Saved entries:
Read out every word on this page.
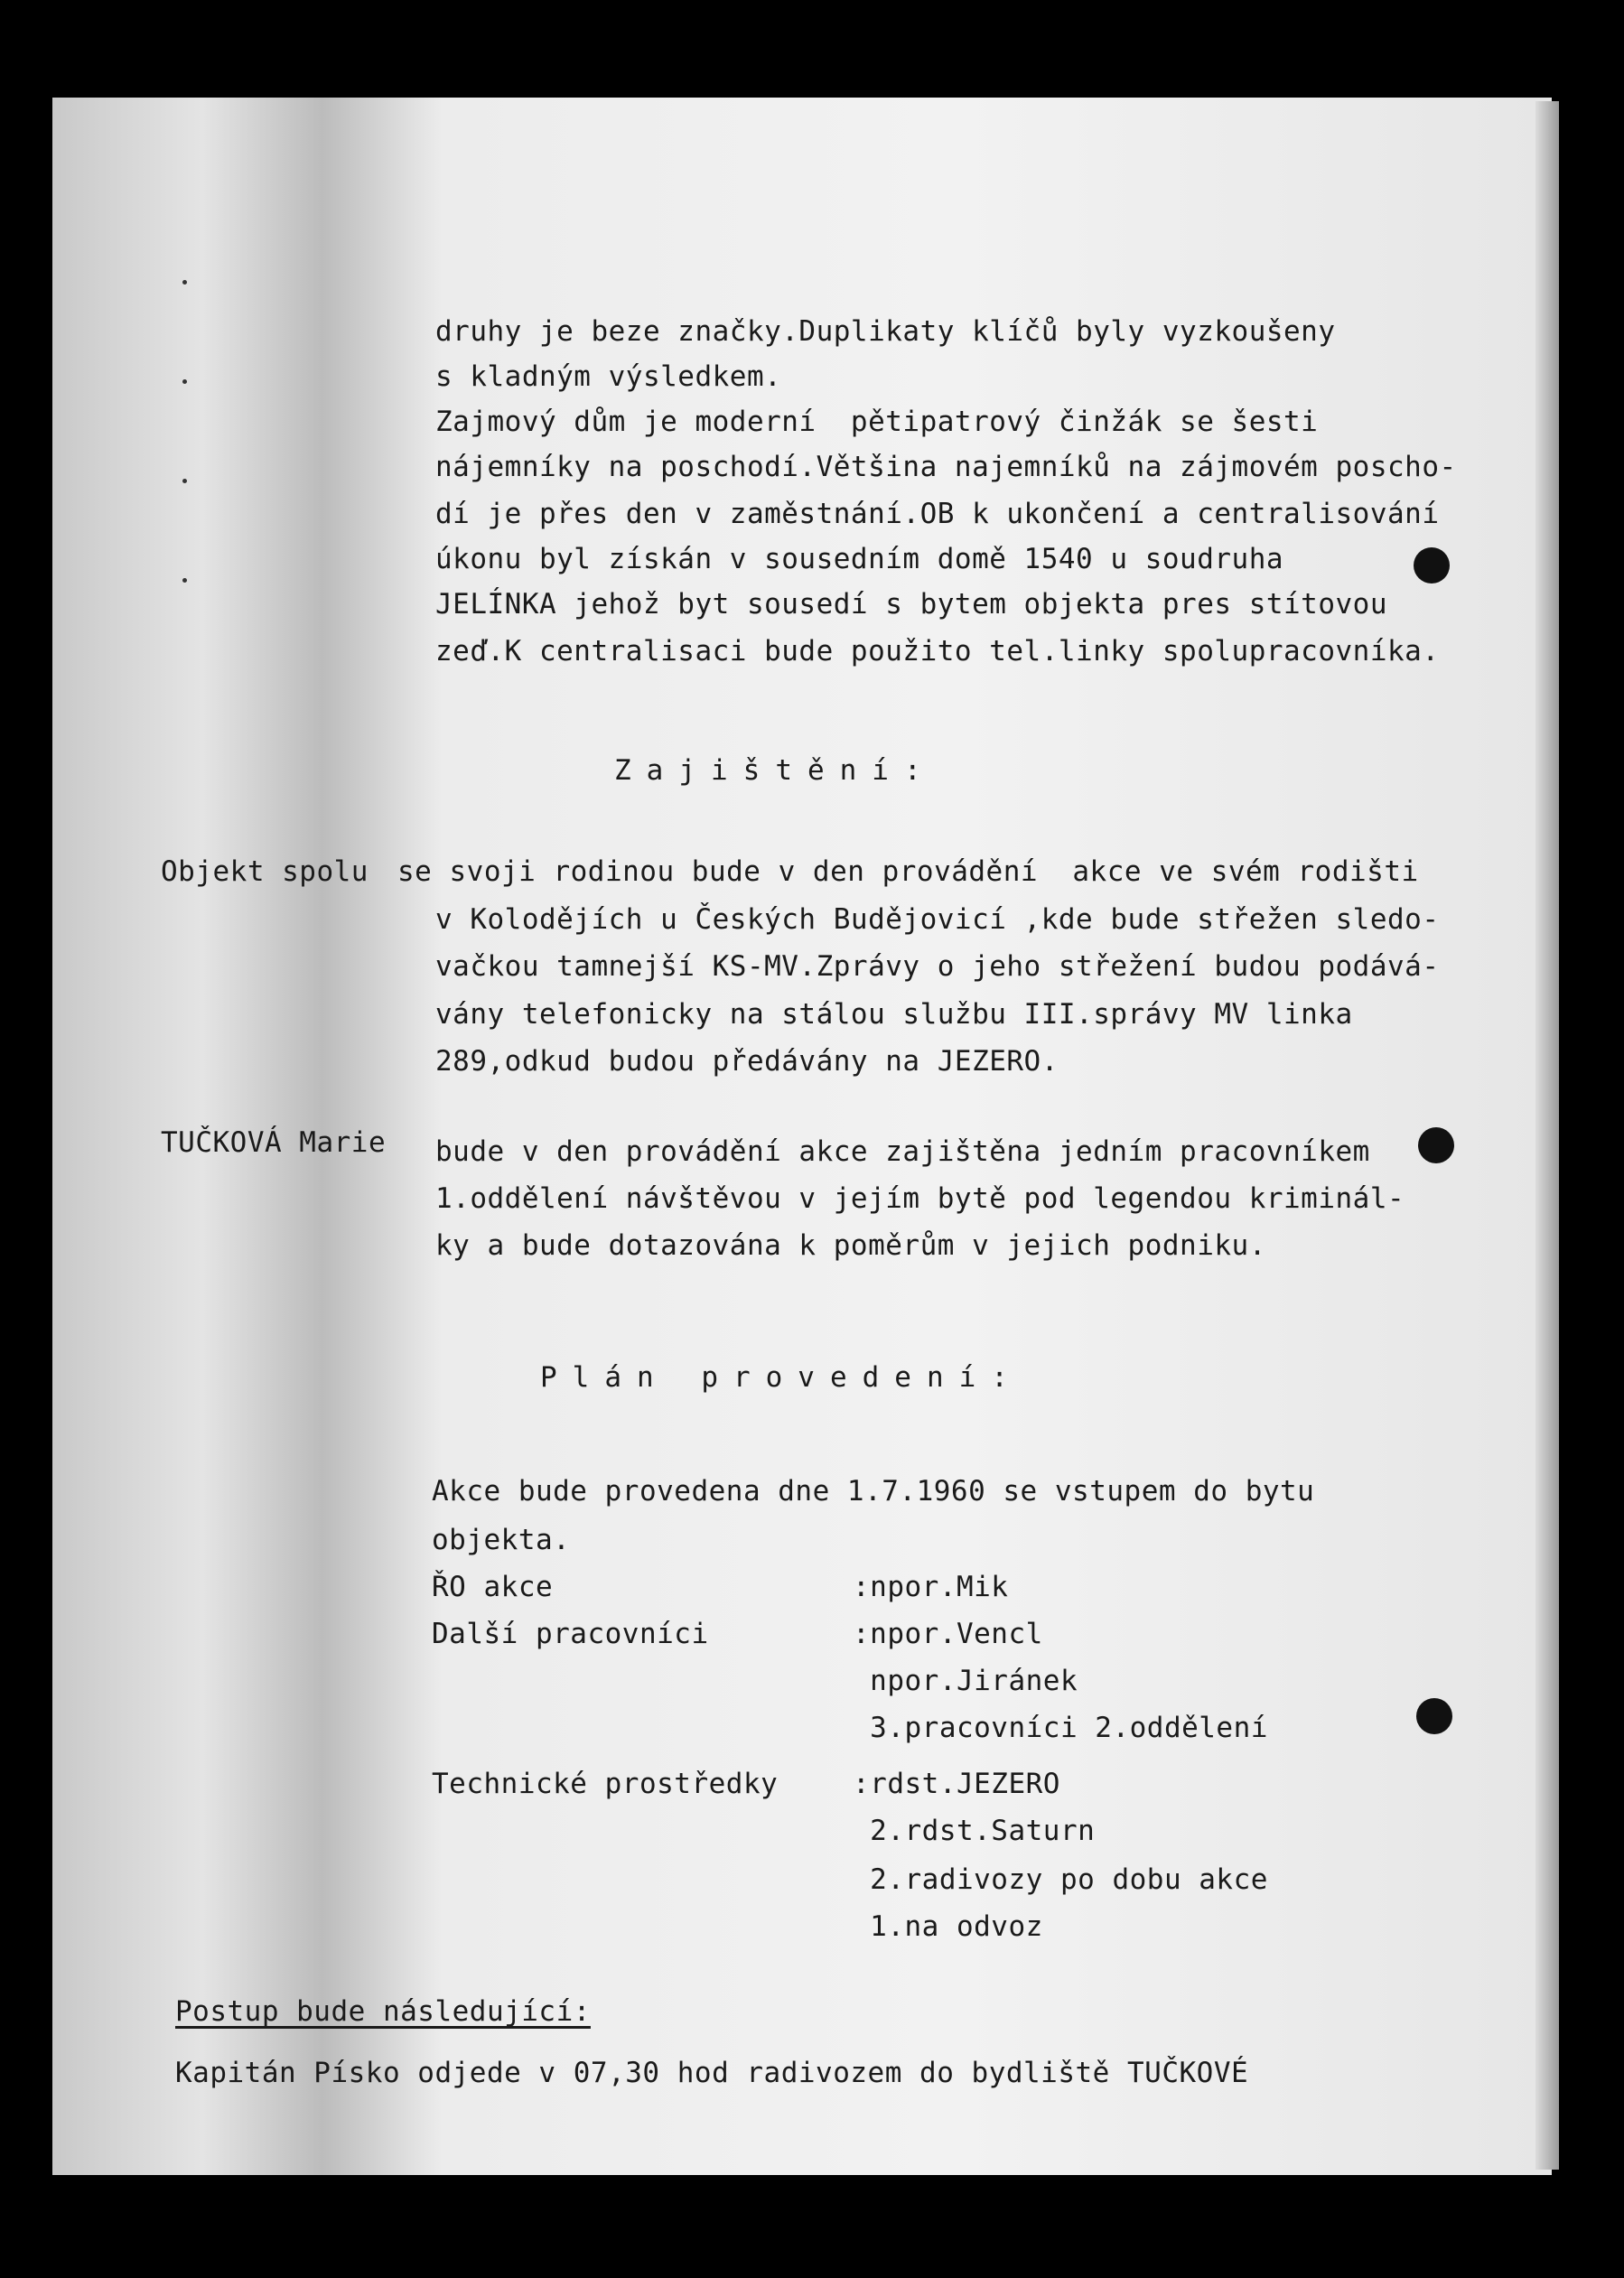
druhy je beze značky.Duplikaty klíčů byly vyzkoušeny

s kladným výsledkem.

Zajmový dům je moderní  pětipatrový činžák se šesti

nájemníky na poschodí.Většina najemníků na zájmovém poscho-

dí je přes den v zaměstnání.OB k ukončení a centralisování

úkonu byl získán v sousedním domě 1540 u soudruha

JELÍNKA jehož byt sousedí s bytem objekta pres stítovou

zeď.K centralisaci bude použito tel.linky spolupracovníka.

Zajištění:

Objekt spolu se svoji rodinou bude v den provádění  akce ve svém rodišti

v Kolodějích u Českých Budějovicí ,kde bude střežen sledo-

vačkou tamnejší KS-MV.Zprávy o jeho střežení budou podává-

vány telefonicky na stálou službu III.správy MV linka

289,odkud budou předávány na JEZERO.

TUČKOVÁ Marie bude v den provádění akce zajištěna jedním pracovníkem

1.oddělení návštěvou v jejím bytě pod legendou kriminál-

ky a bude dotazována k poměrům v jejich podniku.

Plán provedení:

Akce bude provedena dne 1.7.1960 se vstupem do bytu

objekta.

ŘO akce	:npor.Mik

Další pracovníci	:npor.Vencl

npor.Jiránek

3.pracovníci 2.oddělení

Technické prostředky	:rdst.JEZERO

2.rdst.Saturn

2.radivozy po dobu akce

1.na odvoz

Postup bude následující:

Kapitán Písko odjede v 07,30 hod radivozem do bydliště TUČKOVÉ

**GIVEN INSTRUCTION:** Tally the lines above containing "npor". Answer with the count only.

**THE REPLY:** 3